++++ DATA SECTION ++++

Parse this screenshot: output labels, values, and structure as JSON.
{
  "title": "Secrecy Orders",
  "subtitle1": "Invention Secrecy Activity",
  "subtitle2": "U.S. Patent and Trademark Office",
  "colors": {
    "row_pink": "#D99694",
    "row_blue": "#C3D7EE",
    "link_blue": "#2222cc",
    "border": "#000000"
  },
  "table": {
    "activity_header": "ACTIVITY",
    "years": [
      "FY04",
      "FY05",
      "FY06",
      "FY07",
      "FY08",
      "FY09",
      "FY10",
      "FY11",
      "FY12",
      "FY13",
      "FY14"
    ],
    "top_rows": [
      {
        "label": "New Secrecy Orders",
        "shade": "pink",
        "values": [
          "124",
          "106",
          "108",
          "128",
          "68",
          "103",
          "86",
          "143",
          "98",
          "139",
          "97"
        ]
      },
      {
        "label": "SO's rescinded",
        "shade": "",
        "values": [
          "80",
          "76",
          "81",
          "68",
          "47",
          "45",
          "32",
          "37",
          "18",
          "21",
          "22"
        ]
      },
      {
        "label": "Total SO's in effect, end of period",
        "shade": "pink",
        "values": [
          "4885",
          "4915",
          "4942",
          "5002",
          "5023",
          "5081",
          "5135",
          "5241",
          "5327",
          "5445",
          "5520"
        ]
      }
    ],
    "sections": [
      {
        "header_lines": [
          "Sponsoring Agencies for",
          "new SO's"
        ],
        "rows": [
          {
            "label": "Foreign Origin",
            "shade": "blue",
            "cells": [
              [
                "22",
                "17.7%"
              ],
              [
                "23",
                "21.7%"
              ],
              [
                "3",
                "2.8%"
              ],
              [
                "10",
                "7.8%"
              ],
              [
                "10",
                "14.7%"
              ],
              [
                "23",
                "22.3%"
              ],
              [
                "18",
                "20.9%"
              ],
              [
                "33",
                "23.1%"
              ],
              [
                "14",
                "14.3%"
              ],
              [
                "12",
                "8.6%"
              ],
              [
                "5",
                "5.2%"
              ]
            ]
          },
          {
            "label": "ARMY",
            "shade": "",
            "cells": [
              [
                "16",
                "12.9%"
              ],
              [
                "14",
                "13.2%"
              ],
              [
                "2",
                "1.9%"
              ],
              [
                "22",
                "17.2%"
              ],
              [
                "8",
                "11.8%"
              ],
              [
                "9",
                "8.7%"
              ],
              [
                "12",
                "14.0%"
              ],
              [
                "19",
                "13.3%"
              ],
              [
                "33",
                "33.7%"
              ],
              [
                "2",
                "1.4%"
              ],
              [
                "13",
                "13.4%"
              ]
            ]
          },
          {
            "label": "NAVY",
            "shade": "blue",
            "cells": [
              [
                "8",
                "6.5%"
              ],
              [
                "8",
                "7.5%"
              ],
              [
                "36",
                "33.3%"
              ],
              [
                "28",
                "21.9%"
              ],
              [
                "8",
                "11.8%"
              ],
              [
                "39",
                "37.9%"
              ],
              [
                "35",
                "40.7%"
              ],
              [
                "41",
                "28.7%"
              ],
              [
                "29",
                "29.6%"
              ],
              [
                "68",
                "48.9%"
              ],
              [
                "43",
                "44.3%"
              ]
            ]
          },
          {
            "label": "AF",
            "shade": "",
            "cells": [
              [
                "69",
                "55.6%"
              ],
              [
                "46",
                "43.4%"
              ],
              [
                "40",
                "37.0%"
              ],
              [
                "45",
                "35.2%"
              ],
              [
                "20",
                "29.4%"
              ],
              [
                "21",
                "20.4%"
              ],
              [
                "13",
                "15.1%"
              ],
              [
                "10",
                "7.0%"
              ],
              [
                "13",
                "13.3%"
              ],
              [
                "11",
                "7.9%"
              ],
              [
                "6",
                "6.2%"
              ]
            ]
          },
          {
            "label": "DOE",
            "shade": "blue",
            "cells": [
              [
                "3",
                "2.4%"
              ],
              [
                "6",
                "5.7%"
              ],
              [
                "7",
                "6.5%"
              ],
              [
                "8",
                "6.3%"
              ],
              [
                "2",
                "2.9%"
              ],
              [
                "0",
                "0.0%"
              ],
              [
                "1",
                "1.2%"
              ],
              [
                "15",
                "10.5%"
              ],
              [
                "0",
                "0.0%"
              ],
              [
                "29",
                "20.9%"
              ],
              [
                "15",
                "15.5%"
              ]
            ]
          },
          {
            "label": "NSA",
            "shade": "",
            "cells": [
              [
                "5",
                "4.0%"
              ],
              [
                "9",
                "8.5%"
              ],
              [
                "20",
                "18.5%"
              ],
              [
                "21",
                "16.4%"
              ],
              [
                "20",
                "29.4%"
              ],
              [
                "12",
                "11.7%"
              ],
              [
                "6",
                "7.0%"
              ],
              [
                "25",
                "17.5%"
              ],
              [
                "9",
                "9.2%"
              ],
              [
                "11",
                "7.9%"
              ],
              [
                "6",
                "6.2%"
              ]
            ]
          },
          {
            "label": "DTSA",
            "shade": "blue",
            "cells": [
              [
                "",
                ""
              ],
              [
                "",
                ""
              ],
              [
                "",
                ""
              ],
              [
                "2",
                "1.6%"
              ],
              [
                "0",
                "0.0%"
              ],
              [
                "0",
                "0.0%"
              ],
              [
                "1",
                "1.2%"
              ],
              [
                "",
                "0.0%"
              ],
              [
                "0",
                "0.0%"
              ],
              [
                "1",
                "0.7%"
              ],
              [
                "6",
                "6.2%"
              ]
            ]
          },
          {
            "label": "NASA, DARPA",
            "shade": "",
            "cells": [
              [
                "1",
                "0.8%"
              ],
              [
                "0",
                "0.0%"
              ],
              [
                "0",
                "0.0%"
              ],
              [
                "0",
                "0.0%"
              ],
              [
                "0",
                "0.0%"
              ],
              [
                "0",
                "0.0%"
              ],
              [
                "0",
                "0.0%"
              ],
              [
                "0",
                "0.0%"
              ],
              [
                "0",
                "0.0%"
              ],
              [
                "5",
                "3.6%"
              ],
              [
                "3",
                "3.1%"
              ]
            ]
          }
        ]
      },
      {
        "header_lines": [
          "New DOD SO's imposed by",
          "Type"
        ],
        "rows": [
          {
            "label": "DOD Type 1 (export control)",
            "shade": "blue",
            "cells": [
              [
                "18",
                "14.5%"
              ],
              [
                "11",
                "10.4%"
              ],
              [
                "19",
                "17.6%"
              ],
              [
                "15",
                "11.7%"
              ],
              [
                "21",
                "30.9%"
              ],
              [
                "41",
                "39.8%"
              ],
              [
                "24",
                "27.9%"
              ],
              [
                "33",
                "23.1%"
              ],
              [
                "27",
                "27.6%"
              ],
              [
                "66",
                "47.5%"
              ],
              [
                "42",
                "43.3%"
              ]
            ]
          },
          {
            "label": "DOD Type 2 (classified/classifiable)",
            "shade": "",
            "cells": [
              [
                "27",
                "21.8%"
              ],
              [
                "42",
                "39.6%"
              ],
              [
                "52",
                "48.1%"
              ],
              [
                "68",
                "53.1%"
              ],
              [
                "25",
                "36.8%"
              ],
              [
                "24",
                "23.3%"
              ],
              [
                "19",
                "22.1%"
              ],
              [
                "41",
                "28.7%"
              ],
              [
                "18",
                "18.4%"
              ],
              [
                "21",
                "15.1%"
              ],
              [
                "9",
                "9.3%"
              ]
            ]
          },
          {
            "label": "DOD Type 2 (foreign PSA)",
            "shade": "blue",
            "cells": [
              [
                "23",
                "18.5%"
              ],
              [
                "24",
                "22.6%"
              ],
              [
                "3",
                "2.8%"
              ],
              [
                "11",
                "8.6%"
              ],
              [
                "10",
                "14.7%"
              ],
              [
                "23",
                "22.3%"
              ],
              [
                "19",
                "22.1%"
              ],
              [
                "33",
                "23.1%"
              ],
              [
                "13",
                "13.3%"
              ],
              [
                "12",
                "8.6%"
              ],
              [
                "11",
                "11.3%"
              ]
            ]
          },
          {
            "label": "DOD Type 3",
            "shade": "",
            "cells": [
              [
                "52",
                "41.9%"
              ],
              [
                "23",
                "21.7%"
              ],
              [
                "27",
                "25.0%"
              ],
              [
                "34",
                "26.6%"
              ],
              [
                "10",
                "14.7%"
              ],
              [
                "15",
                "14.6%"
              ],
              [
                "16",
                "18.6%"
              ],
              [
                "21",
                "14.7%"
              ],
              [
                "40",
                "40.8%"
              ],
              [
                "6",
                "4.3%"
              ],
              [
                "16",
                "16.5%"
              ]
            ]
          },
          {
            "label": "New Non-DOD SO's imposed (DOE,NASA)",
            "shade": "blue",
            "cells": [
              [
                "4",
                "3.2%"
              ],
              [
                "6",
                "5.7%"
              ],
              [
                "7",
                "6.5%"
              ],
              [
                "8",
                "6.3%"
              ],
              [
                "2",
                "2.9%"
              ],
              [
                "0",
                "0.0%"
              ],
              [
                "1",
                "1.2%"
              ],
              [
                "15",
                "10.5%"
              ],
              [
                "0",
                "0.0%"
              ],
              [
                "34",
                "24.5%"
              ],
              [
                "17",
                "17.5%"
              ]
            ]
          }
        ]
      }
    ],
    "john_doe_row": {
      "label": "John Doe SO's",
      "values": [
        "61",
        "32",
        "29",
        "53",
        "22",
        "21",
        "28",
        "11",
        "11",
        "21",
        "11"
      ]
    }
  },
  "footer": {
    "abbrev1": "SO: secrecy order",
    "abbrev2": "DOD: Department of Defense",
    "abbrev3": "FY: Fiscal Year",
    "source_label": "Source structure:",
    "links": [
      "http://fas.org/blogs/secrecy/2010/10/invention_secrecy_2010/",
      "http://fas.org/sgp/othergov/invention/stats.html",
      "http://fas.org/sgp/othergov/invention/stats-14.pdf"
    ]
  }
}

++++

# EXERCISE OBJECTIVE
State how many lines of the records above contain the word "othergov", and give only that number.

# EXERCISE SOLUTION
2